**What the task requires**.
Pull every line of the entries that has the word "labels".
%%
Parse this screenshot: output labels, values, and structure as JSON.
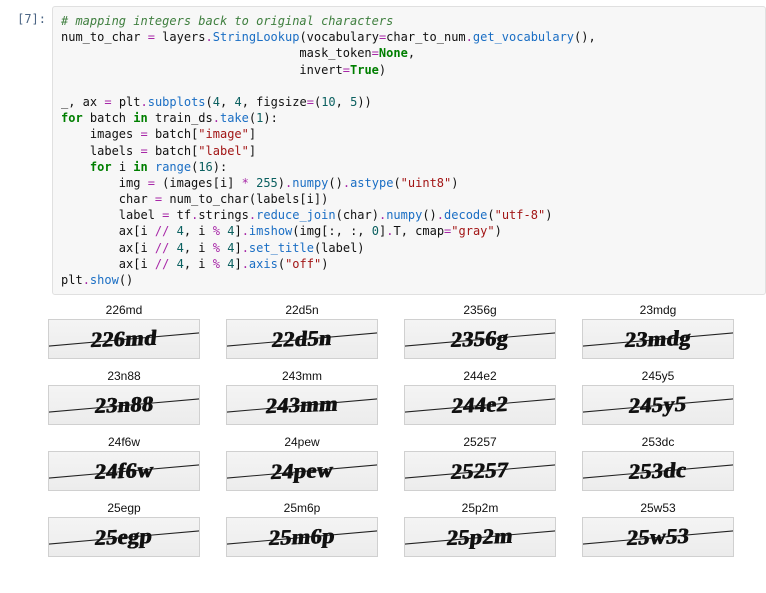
{
  "prompt": "[7]:",
  "code": {
    "l1_comment": "# mapping integers back to original characters",
    "l2_a": "num_to_char ",
    "l2_b": " layers",
    "l2_c": "StringLookup",
    "l2_d": "(vocabulary",
    "l2_e": "char_to_num",
    "l2_f": "get_vocabulary",
    "l2_g": "(),",
    "l3_a": "                                 mask_token",
    "l3_b": "None",
    "l4_a": "                                 invert",
    "l4_b": "True",
    "l6_a": "_, ax ",
    "l6_b": " plt",
    "l6_c": "subplots",
    "l6_d": "4",
    "l6_e": "4",
    "l6_f": "figsize",
    "l6_g": "10",
    "l6_h": "5",
    "l7_a": "for",
    "l7_b": " batch ",
    "l7_c": "in",
    "l7_d": " train_ds",
    "l7_e": "take",
    "l7_f": "1",
    "l8_a": "    images ",
    "l8_b": " batch[",
    "l8_c": "\"image\"",
    "l9_a": "    labels ",
    "l9_b": " batch[",
    "l9_c": "\"label\"",
    "l10_a": "    ",
    "l10_b": "for",
    "l10_c": " i ",
    "l10_d": "in",
    "l10_e": " ",
    "l10_f": "range",
    "l10_g": "16",
    "l11_a": "        img ",
    "l11_b": " (images[i] ",
    "l11_c": "*",
    "l11_d": " ",
    "l11_e": "255",
    "l11_f": ")",
    "l11_g": "numpy",
    "l11_h": "()",
    "l11_i": "astype",
    "l11_j": "\"uint8\"",
    "l12_a": "        char ",
    "l12_b": " num_to_char(labels[i])",
    "l13_a": "        label ",
    "l13_b": " tf",
    "l13_c": "strings",
    "l13_d": "reduce_join",
    "l13_e": "(char)",
    "l13_f": "numpy",
    "l13_g": "()",
    "l13_h": "decode",
    "l13_i": "\"utf-8\"",
    "l14_a": "        ax[i ",
    "l14_b": "//",
    "l14_c": " ",
    "l14_d": "4",
    "l14_e": ", i ",
    "l14_f": "%",
    "l14_g": " ",
    "l14_h": "4",
    "l14_i": "]",
    "l14_j": "imshow",
    "l14_k": "(img[:, :, ",
    "l14_l": "0",
    "l14_m": "]",
    "l14_n": "T, cmap",
    "l14_o": "\"gray\"",
    "l15_j": "set_title",
    "l15_k": "(label)",
    "l16_j": "axis",
    "l16_k": "\"off\"",
    "l17_a": "plt",
    "l17_b": "show",
    "l17_c": "()"
  },
  "labels": [
    "226md",
    "22d5n",
    "2356g",
    "23mdg",
    "23n88",
    "243mm",
    "244e2",
    "245y5",
    "24f6w",
    "24pew",
    "25257",
    "253dc",
    "25egp",
    "25m6p",
    "25p2m",
    "25w53"
  ]
}
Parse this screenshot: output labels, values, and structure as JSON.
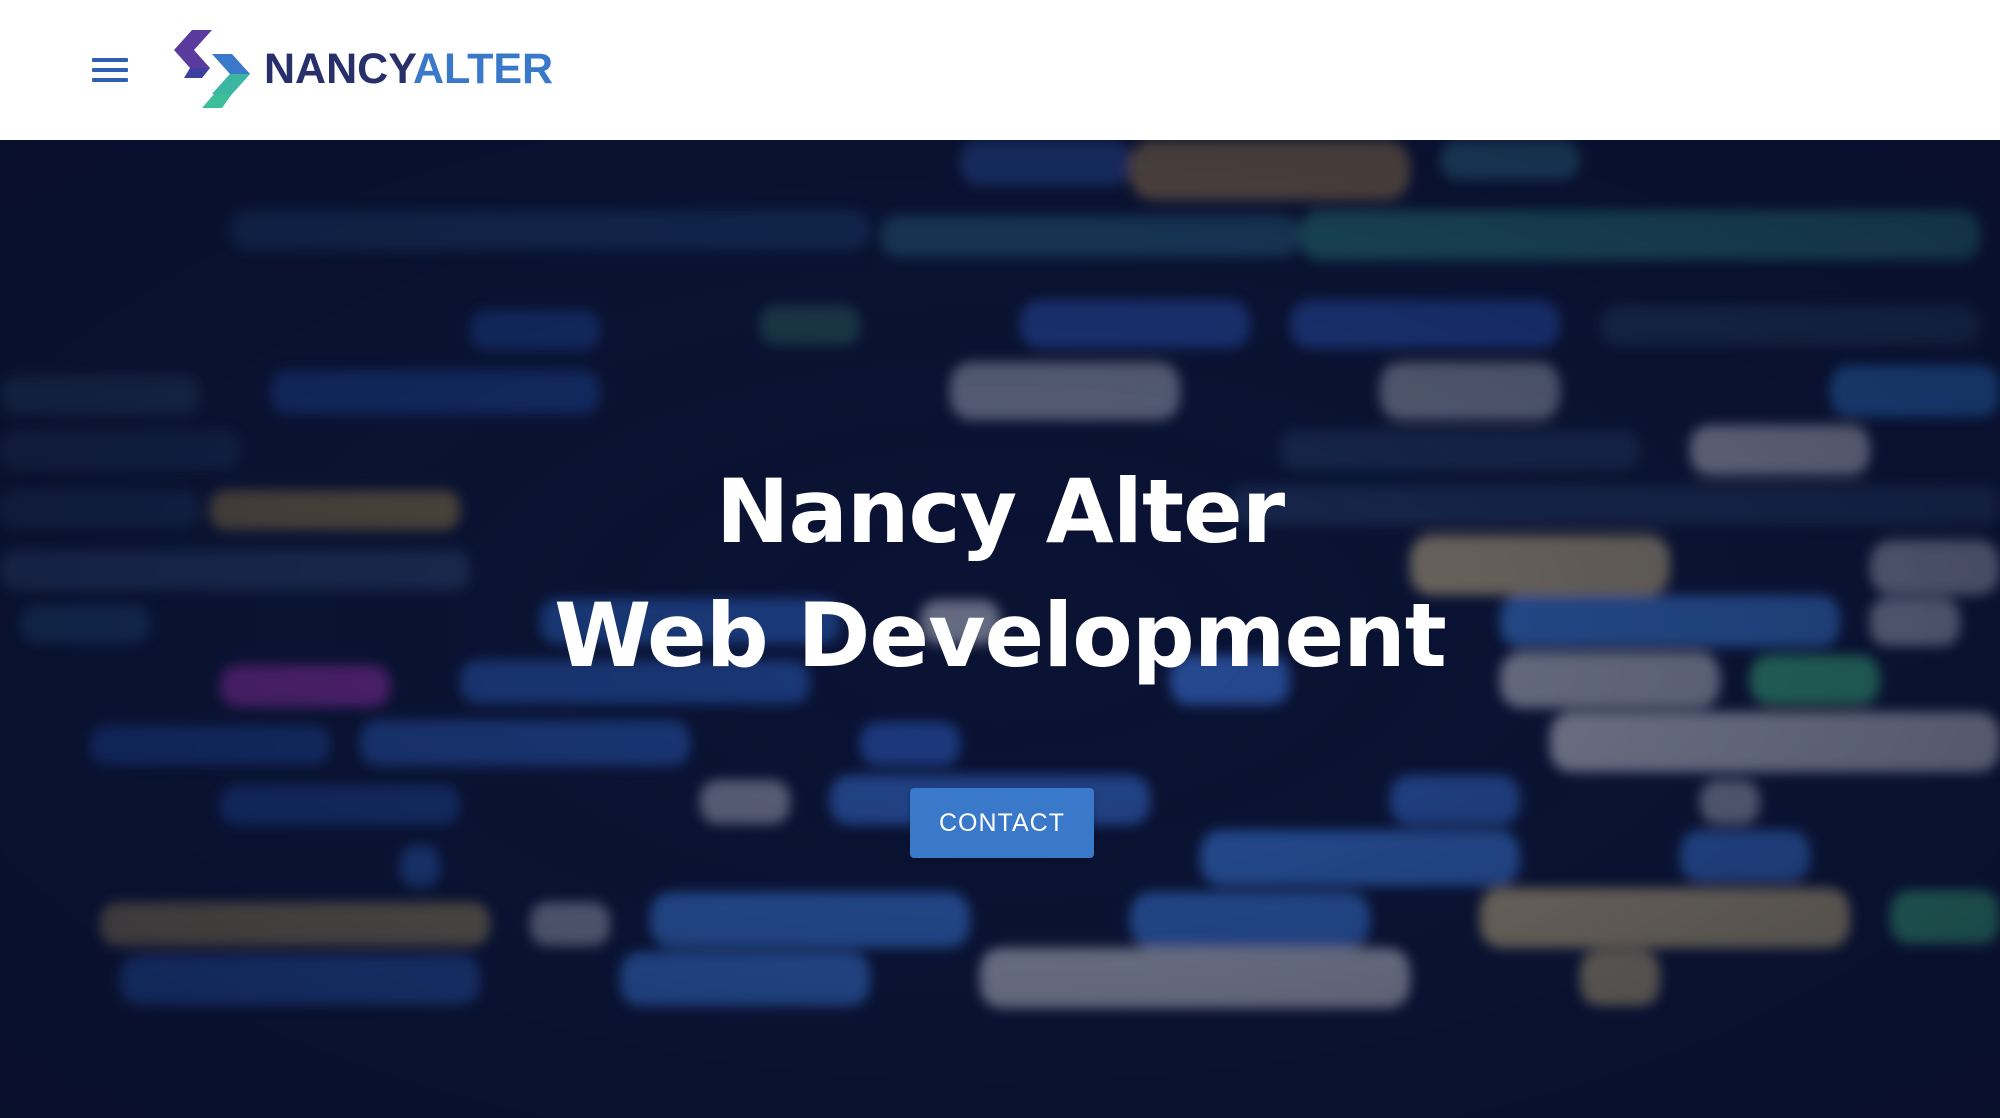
{
  "header": {
    "menu_icon": "hamburger-menu-icon",
    "logo": {
      "icon": "chevron-logo-icon",
      "text_first": "NANCY",
      "text_second": "ALTER",
      "colors": {
        "dark": "#27306b",
        "accent": "#3a78c9",
        "purple": "#5b3a9e",
        "green": "#3dbf9a"
      }
    }
  },
  "hero": {
    "title_line1": "Nancy Alter",
    "title_line2": "Web Development",
    "cta_label": "CONTACT",
    "background": "blurred-code-background",
    "cta_color": "#3a78c9"
  }
}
%%
**The reply**.
Parse this screenshot: output labels, values, and structure as JSON.
    "l9_a": "    labels ",
    "l12_b": " num_to_char(labels[i])",
  "labels": [
Parse this screenshot: output labels, values, and structure as JSON.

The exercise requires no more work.